--- Record list ---

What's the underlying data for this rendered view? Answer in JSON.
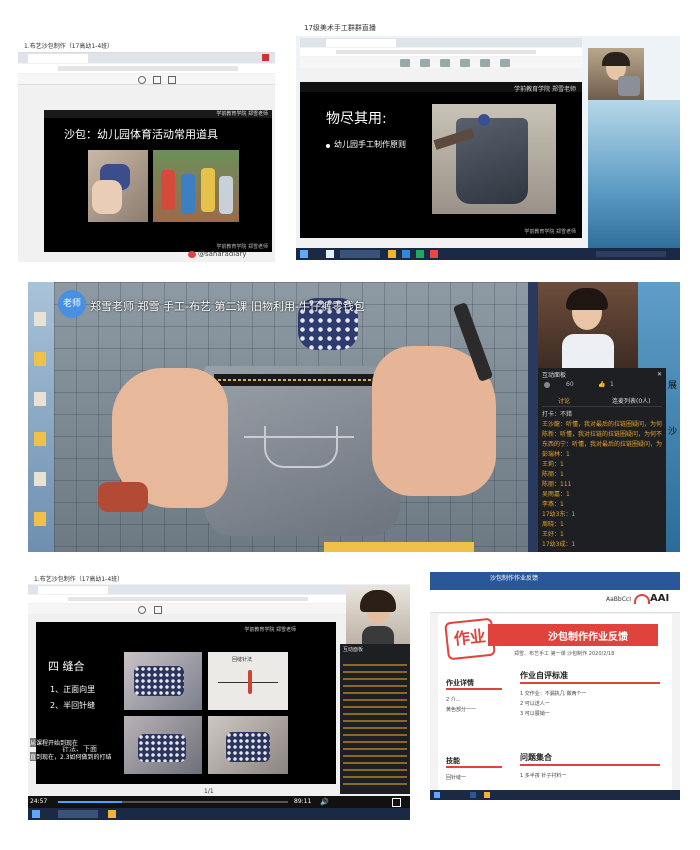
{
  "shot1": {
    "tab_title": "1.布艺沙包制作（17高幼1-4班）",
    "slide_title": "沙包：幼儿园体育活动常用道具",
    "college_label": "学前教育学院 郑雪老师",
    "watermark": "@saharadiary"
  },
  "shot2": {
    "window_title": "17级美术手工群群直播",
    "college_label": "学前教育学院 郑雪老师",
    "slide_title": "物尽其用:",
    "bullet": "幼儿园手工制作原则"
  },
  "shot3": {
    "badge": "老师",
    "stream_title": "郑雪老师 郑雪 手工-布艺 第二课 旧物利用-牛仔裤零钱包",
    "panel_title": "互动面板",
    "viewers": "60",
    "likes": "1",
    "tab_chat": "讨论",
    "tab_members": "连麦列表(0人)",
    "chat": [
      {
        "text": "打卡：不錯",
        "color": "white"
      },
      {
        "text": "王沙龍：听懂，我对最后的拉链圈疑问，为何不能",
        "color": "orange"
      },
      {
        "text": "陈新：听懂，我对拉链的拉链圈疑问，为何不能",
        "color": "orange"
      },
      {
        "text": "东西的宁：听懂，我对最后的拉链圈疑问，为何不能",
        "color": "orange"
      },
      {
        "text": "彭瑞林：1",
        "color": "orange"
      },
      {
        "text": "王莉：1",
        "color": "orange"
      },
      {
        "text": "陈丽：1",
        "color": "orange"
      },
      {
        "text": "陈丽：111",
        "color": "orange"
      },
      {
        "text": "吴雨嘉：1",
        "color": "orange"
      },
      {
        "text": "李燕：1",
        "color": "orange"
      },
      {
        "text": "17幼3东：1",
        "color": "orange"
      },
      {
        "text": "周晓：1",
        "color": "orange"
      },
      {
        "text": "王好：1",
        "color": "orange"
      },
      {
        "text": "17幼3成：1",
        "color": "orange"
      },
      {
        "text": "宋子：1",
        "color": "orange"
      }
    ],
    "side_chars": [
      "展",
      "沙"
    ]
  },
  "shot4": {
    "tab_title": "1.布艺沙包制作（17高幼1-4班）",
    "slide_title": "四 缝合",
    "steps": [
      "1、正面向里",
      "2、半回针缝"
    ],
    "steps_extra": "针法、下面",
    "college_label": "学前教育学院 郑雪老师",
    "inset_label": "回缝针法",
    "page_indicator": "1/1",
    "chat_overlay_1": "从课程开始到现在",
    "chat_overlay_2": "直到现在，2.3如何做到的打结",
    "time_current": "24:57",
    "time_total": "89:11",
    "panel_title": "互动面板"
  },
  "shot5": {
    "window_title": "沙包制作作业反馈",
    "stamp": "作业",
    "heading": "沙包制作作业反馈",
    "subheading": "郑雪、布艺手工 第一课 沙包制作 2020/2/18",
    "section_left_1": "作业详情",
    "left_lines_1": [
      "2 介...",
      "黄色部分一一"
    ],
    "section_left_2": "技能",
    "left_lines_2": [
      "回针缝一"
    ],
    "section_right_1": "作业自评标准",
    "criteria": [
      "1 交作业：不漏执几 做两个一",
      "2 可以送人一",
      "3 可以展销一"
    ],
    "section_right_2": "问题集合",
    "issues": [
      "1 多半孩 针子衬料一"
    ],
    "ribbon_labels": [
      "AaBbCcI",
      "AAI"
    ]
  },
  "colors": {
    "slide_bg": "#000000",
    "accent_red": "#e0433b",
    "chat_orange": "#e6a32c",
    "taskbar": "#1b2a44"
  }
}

---
--- Record list ---

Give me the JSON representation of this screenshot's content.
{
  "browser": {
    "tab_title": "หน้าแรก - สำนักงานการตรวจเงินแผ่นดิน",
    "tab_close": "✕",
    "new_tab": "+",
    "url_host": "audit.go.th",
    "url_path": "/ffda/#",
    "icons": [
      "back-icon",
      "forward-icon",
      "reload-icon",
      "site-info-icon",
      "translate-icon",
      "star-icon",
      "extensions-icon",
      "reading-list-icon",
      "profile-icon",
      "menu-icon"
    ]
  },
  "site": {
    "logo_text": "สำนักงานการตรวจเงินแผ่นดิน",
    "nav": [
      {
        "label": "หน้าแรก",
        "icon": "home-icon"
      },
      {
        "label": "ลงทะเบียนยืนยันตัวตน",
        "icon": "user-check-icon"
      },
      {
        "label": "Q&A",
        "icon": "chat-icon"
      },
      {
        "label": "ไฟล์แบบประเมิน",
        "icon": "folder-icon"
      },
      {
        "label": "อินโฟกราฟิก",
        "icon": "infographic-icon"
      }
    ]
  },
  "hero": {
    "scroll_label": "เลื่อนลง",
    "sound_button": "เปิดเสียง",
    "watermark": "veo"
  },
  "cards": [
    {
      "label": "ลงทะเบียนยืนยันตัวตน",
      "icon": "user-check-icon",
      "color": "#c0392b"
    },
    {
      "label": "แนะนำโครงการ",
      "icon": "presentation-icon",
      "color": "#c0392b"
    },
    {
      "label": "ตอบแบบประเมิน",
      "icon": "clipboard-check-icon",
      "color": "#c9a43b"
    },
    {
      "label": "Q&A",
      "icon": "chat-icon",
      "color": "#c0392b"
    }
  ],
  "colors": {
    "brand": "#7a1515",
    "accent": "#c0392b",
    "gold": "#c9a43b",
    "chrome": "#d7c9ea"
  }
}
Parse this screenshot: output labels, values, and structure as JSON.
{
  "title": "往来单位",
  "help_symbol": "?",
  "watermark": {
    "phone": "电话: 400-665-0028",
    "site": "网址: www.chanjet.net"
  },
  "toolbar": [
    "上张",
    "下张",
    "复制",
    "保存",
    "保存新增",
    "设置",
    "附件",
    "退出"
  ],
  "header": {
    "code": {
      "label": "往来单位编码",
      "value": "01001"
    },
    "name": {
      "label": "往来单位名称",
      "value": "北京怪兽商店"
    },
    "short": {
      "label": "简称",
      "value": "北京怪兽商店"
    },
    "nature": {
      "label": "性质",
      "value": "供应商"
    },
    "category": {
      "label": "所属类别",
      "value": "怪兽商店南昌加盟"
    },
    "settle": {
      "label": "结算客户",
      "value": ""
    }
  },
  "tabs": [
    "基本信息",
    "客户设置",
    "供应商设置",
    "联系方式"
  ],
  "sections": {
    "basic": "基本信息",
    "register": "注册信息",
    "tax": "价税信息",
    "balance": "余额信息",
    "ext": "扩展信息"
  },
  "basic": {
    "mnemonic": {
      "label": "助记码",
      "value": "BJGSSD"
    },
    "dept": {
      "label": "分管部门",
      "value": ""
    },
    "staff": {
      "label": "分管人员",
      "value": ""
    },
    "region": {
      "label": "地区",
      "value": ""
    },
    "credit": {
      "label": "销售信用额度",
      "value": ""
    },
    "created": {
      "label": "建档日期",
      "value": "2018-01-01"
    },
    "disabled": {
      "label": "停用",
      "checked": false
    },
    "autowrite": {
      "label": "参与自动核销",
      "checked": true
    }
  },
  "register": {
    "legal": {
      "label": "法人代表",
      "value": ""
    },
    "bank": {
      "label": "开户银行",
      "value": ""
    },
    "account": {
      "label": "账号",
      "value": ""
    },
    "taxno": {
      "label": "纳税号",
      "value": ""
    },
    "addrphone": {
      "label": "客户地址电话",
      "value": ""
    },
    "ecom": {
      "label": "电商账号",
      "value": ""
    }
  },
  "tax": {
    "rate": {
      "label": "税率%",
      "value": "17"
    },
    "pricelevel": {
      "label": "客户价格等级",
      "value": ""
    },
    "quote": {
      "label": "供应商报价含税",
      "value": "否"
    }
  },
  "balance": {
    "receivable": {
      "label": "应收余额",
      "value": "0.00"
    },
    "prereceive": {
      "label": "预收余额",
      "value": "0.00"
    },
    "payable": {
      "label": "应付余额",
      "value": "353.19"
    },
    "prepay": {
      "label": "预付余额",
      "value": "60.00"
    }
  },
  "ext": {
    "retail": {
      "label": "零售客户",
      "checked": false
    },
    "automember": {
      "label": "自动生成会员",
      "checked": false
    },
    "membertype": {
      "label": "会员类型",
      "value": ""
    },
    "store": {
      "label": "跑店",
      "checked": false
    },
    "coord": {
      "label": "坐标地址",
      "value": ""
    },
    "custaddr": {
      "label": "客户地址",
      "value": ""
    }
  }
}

---
--- Record list ---

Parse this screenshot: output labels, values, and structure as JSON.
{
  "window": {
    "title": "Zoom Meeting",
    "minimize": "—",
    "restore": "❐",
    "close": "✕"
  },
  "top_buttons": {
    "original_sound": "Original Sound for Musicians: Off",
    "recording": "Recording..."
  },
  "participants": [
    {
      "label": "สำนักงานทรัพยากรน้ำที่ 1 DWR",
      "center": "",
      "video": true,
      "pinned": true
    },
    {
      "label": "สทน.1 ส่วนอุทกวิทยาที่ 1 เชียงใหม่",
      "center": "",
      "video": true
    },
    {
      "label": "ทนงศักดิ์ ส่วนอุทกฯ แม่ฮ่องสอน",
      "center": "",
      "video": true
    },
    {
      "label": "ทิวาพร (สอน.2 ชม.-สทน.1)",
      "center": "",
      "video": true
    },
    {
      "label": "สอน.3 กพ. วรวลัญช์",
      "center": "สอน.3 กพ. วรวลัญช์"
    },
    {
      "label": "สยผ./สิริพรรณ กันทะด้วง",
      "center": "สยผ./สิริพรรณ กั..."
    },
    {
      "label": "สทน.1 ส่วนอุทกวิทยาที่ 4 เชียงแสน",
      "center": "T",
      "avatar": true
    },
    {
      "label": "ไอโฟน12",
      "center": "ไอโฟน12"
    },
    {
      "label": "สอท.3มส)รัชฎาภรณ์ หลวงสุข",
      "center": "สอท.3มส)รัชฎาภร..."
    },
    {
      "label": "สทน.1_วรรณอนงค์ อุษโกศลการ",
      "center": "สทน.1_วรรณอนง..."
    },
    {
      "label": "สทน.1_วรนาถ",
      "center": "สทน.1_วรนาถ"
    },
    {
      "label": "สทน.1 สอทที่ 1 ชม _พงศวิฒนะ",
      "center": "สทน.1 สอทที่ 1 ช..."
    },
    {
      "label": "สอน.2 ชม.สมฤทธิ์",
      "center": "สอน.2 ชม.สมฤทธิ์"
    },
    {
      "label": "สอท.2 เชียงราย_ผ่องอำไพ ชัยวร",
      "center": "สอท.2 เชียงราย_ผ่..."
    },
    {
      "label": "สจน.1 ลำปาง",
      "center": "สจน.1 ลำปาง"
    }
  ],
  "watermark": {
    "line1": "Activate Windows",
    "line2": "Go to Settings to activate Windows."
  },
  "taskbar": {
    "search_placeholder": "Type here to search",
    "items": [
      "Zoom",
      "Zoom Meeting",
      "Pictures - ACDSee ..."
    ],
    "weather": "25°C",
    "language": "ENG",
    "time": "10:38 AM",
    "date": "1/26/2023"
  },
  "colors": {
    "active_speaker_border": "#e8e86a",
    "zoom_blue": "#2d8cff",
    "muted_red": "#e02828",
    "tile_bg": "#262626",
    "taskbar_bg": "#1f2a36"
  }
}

---

-- Job --
From the records, copy every line that has the string "user" in it.

-- Result --
        "icon": "user-check-icon"
      "icon": "user-check-icon",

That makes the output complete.